Work instruction:
Copy the home care business news text between "Gentiva will continue" and "wound suction devices.", inclusive, substituting "infusion pumps" for "insulin pumps".

The nurse reported to the Federal Bureau of Investigation that the employee was not aware of the lot numbers that manufacturers use to identify vaccines. The nurse also furnished the FBI with two of the syringes that El Hawa's employee had prepared for use at the ExxonMobil event.

When the FBI visited El Hawa at his Comfort & Caring offices, agents and inspectors allegedly saw El Hawa "throwing a bag of syringes into a dumpster located across the street from his offices," Rosenberg says. The FBI seized the syringes and records that listed 14 patients' names and Medicare and Medicaid numbers, which El Hawa supposedly planned to use to bill the health care programs for the fake flu vaccines.

Preliminary analyses on the seized syringes concluded that the fluid in the syringes is not the flu vaccine and may be a "purified form of water."

Gentiva Health Services Inc.'s profits declined while revenues grew in the quarter ended Oct. 2. Gentiva reported net income of $4.3 million on revenues of $219.6 million for the quarter, compared to a $4.4 million profit on $198.1 in revenues for the quarter ending Sept. 26, 2004.

The earnings figures include a $1.4 million settlement from Gentiva's cost report appeal with the Provider Reimbursement Review Board, the Melville, NY-based chain says. The company also reduced its earnings forecast for 2005 due to an expiring TriWest contract and the impact of Hurricane Wilma on Gentiva's South Florida operations, among other items.

The company also announced that its contract with CIGNA HealthCare will be scaled back to exclude coordination of respiratory therapy and certain durable medical equipment services as of Jan. 31. The change could cost Gentiva up to $40 million in revenues in 2005, it says.

Gentiva will continue to coordinate for CIGNA home nursing and related services through its CareCentrix network of credentialed, third-party providers or through the company's own home care locations, it says. And it will coordinate home infusion services and certain other specialty medical equipment including insulin pumps and wound suction devices.

Walgreens Home Care is buying Home Pharmacy of California, one of the largest independent home infusion companies in California with offices in Burbank, Corona and Ventura. Terms of the agreement were not disclosed.

[Stored dataset entries]
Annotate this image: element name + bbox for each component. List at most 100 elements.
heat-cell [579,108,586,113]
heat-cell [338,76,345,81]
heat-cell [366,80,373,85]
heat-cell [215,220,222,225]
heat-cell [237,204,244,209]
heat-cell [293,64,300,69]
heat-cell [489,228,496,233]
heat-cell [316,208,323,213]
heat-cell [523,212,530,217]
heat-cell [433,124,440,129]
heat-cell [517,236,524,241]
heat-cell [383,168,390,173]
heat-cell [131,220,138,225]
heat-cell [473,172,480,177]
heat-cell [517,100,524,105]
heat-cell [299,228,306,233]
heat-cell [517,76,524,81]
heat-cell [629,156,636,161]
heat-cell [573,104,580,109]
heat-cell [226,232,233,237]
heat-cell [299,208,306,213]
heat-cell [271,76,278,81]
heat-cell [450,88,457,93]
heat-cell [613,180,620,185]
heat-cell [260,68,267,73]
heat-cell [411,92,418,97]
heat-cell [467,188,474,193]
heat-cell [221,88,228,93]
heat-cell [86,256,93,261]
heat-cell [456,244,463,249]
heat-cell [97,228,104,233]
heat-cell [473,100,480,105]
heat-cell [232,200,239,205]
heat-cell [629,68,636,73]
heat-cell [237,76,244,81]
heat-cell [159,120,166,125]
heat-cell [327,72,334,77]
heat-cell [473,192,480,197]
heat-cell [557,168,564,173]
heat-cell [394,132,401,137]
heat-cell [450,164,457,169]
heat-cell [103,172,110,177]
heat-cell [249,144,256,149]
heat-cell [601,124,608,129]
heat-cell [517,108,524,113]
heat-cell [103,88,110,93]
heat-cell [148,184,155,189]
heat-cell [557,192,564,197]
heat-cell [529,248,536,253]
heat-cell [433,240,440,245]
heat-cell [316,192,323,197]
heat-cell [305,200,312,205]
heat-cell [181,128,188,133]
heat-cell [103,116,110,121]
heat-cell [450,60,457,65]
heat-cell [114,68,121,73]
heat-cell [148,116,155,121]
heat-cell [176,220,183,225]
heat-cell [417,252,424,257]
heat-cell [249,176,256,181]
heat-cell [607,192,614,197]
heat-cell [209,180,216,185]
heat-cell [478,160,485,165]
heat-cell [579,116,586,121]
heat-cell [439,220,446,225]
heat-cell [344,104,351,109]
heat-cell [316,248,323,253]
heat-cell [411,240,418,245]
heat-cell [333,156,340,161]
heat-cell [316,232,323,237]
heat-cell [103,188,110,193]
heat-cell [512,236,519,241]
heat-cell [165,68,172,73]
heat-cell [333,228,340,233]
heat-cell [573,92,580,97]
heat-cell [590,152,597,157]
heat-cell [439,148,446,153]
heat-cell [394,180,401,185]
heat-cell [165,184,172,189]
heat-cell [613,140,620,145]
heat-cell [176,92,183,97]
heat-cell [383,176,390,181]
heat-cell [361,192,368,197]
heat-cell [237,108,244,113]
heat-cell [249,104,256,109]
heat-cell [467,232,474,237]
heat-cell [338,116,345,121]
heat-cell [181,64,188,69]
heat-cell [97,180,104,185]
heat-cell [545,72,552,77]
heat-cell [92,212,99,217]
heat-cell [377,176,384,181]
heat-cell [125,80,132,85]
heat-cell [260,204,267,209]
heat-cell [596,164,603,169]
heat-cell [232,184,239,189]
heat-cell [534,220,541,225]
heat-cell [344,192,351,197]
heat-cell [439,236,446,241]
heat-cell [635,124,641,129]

Completed task:
Gentiva will continue to coordinate for CIGNA home nursing and related services through its CareCentrix network of credentialed, third-party providers or through the company's own home care locations, it says. And it will coordinate home infusion services and certain other specialty medical equipment including infusion pumps and wound suction devices.